→ Exercise goal
Copy every line in the records below that contains the word "this".

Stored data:
◇ ◇ ◇ ◇ ◇
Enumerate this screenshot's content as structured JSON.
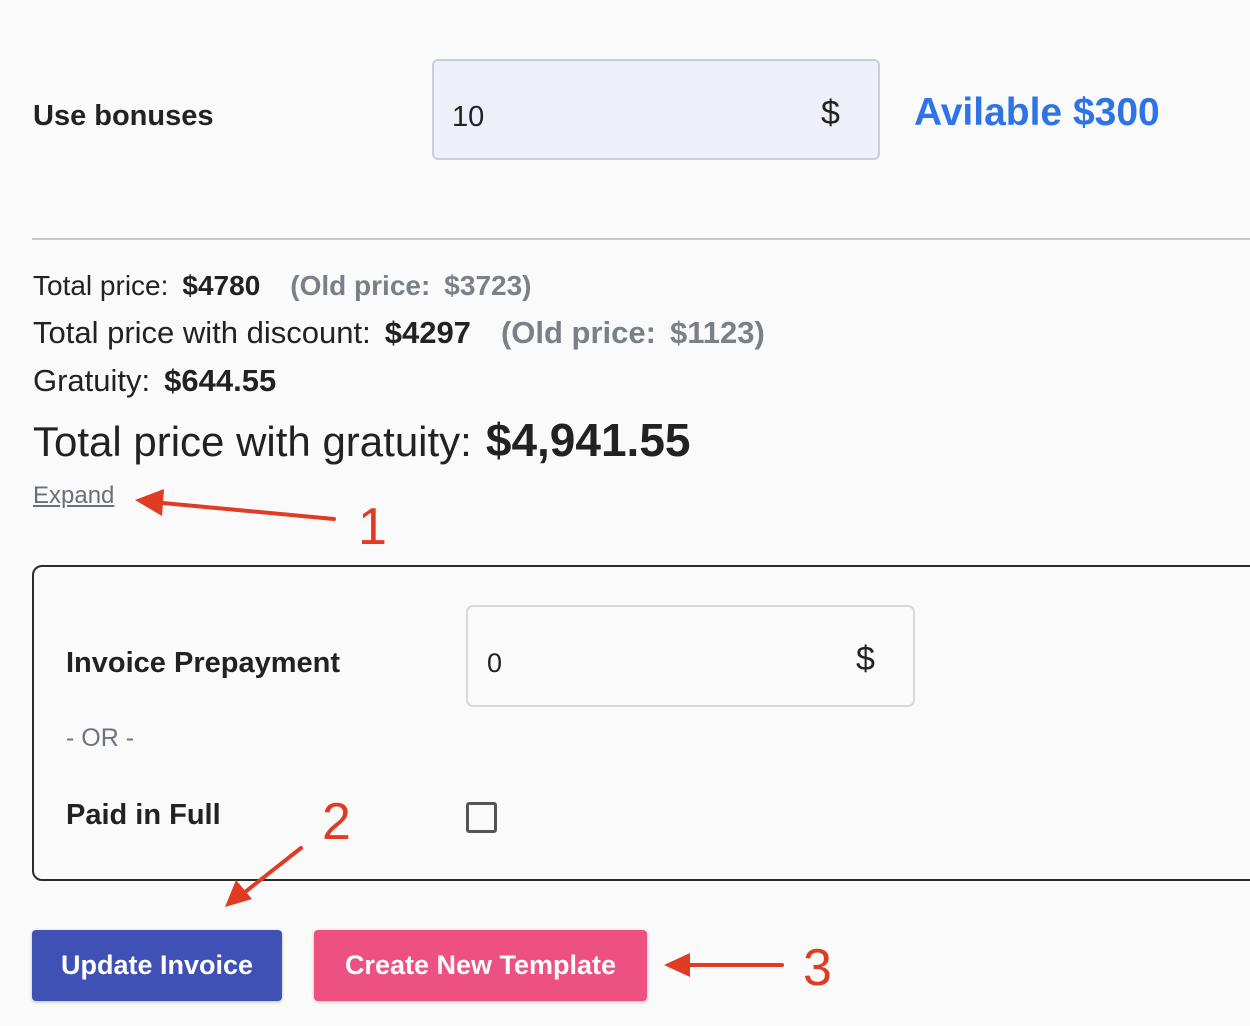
{
  "bonuses": {
    "label": "Use bonuses",
    "value": "10",
    "currency": "$",
    "available": "Avilable $300"
  },
  "totals": {
    "total_label": "Total price:",
    "total_value": "$4780",
    "total_old_label": "(Old price:",
    "total_old_value": "$3723)",
    "discount_label": "Total price with discount:",
    "discount_value": "$4297",
    "discount_old_label": "(Old price:",
    "discount_old_value": "$1123)",
    "gratuity_label": "Gratuity:",
    "gratuity_value": "$644.55",
    "with_gratuity_label": "Total price with gratuity:",
    "with_gratuity_value": "$4,941.55"
  },
  "expand_link": "Expand",
  "invoice": {
    "prepayment_label": "Invoice Prepayment",
    "prepayment_value": "0",
    "currency": "$",
    "or_separator": "- OR -",
    "paid_in_full_label": "Paid in Full",
    "paid_in_full_checked": false
  },
  "buttons": {
    "update_invoice": "Update Invoice",
    "create_template": "Create New Template"
  },
  "annotations": {
    "callout_1": "1",
    "callout_2": "2",
    "callout_3": "3",
    "color": "#e03b23"
  },
  "colors": {
    "primary_button": "#3f51b5",
    "secondary_button": "#ec5181",
    "available_text": "#2f74e6"
  }
}
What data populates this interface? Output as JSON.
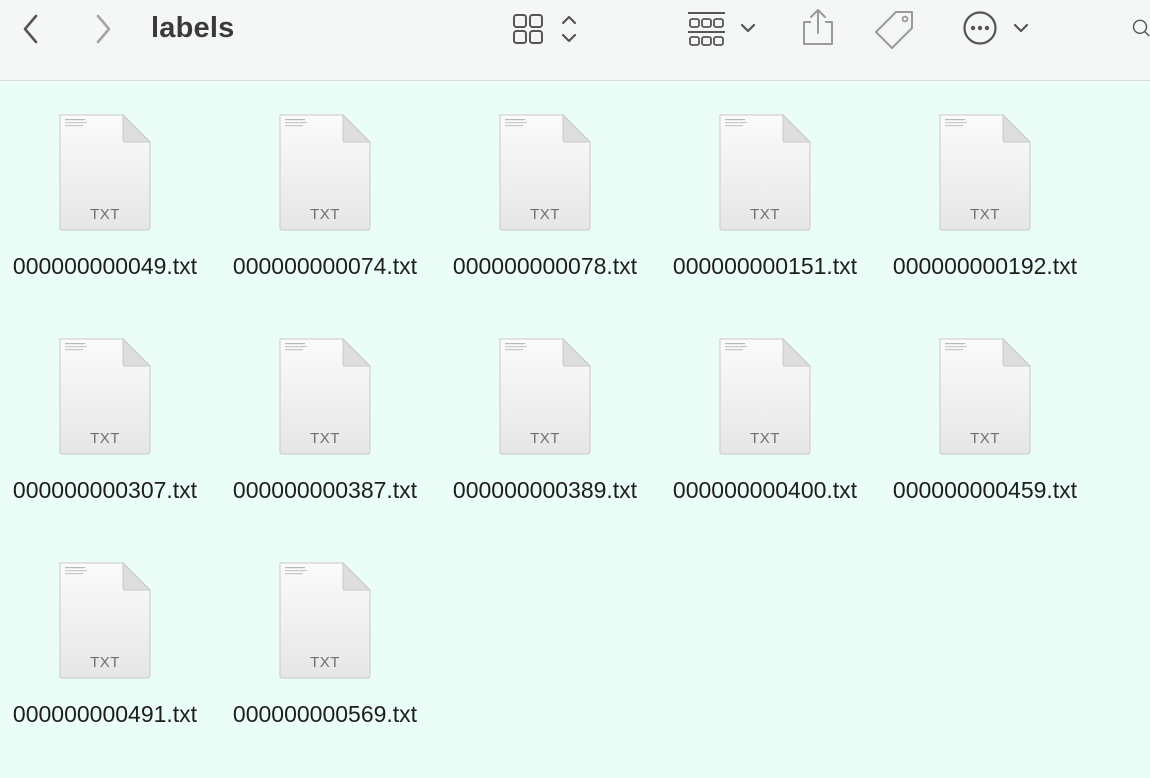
◇ ◇ ◇ ◇ ◇
→ Expected output
Enumerate this screenshot's content as structured JSON.
What data populates this interface? Output as JSON.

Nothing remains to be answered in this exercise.